**MATERIAL FOR THE TASK**
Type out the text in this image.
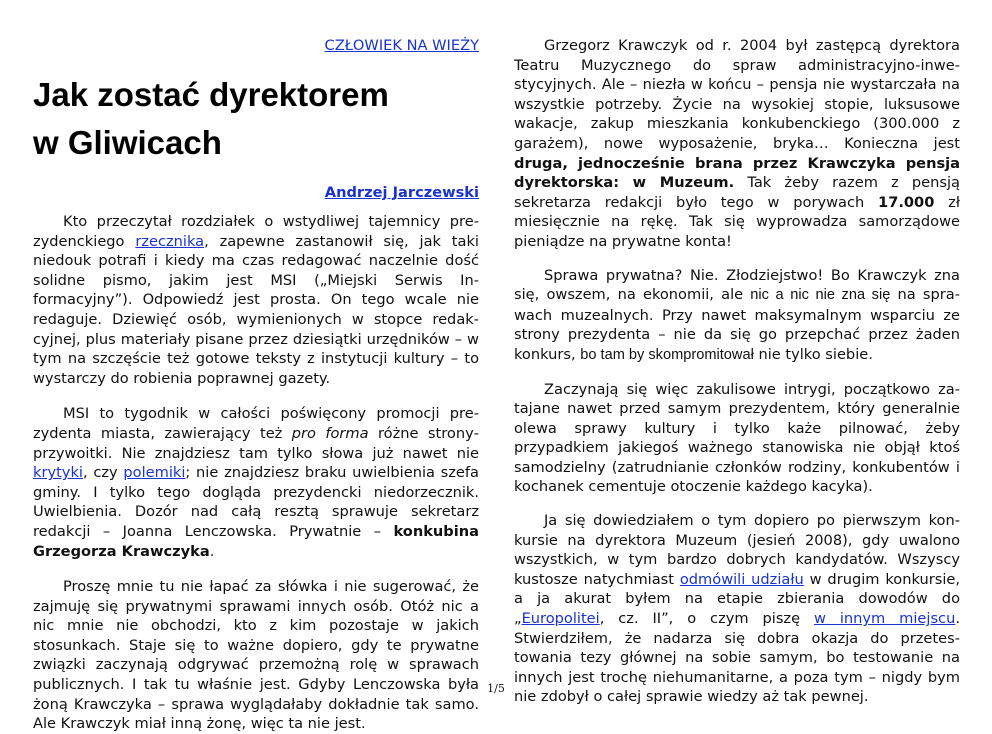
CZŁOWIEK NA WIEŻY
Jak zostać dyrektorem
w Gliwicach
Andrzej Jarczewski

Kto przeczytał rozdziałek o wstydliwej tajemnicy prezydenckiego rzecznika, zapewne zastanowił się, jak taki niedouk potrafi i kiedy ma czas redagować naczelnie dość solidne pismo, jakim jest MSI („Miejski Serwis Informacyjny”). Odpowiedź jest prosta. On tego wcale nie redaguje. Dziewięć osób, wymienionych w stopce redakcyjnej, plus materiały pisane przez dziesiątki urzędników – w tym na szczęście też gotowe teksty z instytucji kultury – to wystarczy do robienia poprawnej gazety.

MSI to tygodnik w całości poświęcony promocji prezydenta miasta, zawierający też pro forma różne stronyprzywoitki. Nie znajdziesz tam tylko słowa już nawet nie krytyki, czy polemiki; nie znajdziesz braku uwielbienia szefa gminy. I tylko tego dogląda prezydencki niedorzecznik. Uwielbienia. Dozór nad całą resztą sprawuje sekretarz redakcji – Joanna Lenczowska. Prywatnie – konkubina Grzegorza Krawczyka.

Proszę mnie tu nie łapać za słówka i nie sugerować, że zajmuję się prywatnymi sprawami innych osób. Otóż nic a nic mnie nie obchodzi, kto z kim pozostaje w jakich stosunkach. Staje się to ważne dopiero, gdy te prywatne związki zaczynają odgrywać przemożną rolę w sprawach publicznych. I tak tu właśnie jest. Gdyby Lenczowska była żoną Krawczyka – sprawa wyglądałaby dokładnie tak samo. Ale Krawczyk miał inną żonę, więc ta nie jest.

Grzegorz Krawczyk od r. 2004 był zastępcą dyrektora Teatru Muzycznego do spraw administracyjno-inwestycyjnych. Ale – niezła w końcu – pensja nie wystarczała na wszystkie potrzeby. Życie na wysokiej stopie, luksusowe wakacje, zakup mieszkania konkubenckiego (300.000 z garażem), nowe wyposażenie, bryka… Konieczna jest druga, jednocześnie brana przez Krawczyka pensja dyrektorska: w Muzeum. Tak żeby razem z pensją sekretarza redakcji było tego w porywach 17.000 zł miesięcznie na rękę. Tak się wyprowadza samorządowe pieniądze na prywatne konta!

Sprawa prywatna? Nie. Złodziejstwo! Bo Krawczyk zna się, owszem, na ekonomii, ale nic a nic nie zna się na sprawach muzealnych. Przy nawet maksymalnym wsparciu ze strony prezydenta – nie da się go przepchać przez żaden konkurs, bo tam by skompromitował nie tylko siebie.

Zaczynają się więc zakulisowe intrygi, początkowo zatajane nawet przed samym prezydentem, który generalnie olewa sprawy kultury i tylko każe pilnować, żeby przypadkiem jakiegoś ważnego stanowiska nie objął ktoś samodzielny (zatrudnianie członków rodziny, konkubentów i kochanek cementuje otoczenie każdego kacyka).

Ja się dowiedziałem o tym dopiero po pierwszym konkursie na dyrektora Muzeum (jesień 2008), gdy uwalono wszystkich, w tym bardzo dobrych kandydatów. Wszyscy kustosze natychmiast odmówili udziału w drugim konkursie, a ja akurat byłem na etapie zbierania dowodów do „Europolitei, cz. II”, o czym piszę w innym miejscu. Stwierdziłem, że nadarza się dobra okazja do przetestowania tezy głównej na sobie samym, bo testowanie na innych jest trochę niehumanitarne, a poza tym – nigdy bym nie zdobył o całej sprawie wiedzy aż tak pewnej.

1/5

**YOUR GOAL**
Copy the records above exactly. The pictures are not part of the copy.

**EXPECTED OUTPUT**
Type out the text in this image.
CZŁOWIEK NA WIEŻY
Jak zostać dyrektorem
w Gliwicach
Andrzej Jarczewski

Kto przeczytał rozdziałek o wstydliwej tajemnicy prezydenckiego rzecznika, zapewne zastanowił się, jak taki niedouk potrafi i kiedy ma czas redagować naczelnie dość solidne pismo, jakim jest MSI („Miejski Serwis Informacyjny”). Odpowiedź jest prosta. On tego wcale nie redaguje. Dziewięć osób, wymienionych w stopce redakcyjnej, plus materiały pisane przez dziesiątki urzędników – w tym na szczęście też gotowe teksty z instytucji kultury – to wystarczy do robienia poprawnej gazety.

MSI to tygodnik w całości poświęcony promocji prezydenta miasta, zawierający też pro forma różne stronyprzywoitki. Nie znajdziesz tam tylko słowa już nawet nie krytyki, czy polemiki; nie znajdziesz braku uwielbienia szefa gminy. I tylko tego dogląda prezydencki niedorzecznik. Uwielbienia. Dozór nad całą resztą sprawuje sekretarz redakcji – Joanna Lenczowska. Prywatnie – konkubina Grzegorza Krawczyka.

Proszę mnie tu nie łapać za słówka i nie sugerować, że zajmuję się prywatnymi sprawami innych osób. Otóż nic a nic mnie nie obchodzi, kto z kim pozostaje w jakich stosunkach. Staje się to ważne dopiero, gdy te prywatne związki zaczynają odgrywać przemożną rolę w sprawach publicznych. I tak tu właśnie jest. Gdyby Lenczowska była żoną Krawczyka – sprawa wyglądałaby dokładnie tak samo. Ale Krawczyk miał inną żonę, więc ta nie jest.

Grzegorz Krawczyk od r. 2004 był zastępcą dyrektora Teatru Muzycznego do spraw administracyjno-inwestycyjnych. Ale – niezła w końcu – pensja nie wystarczała na wszystkie potrzeby. Życie na wysokiej stopie, luksusowe wakacje, zakup mieszkania konkubenckiego (300.000 z garażem), nowe wyposażenie, bryka… Konieczna jest druga, jednocześnie brana przez Krawczyka pensja dyrektorska: w Muzeum. Tak żeby razem z pensją sekretarza redakcji było tego w porywach 17.000 zł miesięcznie na rękę. Tak się wyprowadza samorządowe pieniądze na prywatne konta!

Sprawa prywatna? Nie. Złodziejstwo! Bo Krawczyk zna się, owszem, na ekonomii, ale nic a nic nie zna się na sprawach muzealnych. Przy nawet maksymalnym wsparciu ze strony prezydenta – nie da się go przepchać przez żaden konkurs, bo tam by skompromitował nie tylko siebie.

Zaczynają się więc zakulisowe intrygi, początkowo zatajane nawet przed samym prezydentem, który generalnie olewa sprawy kultury i tylko każe pilnować, żeby przypadkiem jakiegoś ważnego stanowiska nie objął ktoś samodzielny (zatrudnianie członków rodziny, konkubentów i kochanek cementuje otoczenie każdego kacyka).

Ja się dowiedziałem o tym dopiero po pierwszym konkursie na dyrektora Muzeum (jesień 2008), gdy uwalono wszystkich, w tym bardzo dobrych kandydatów. Wszyscy kustosze natychmiast odmówili udziału w drugim konkursie, a ja akurat byłem na etapie zbierania dowodów do „Europolitei, cz. II”, o czym piszę w innym miejscu. Stwierdziłem, że nadarza się dobra okazja do przetestowania tezy głównej na sobie samym, bo testowanie na innych jest trochę niehumanitarne, a poza tym – nigdy bym nie zdobył o całej sprawie wiedzy aż tak pewnej.

1/5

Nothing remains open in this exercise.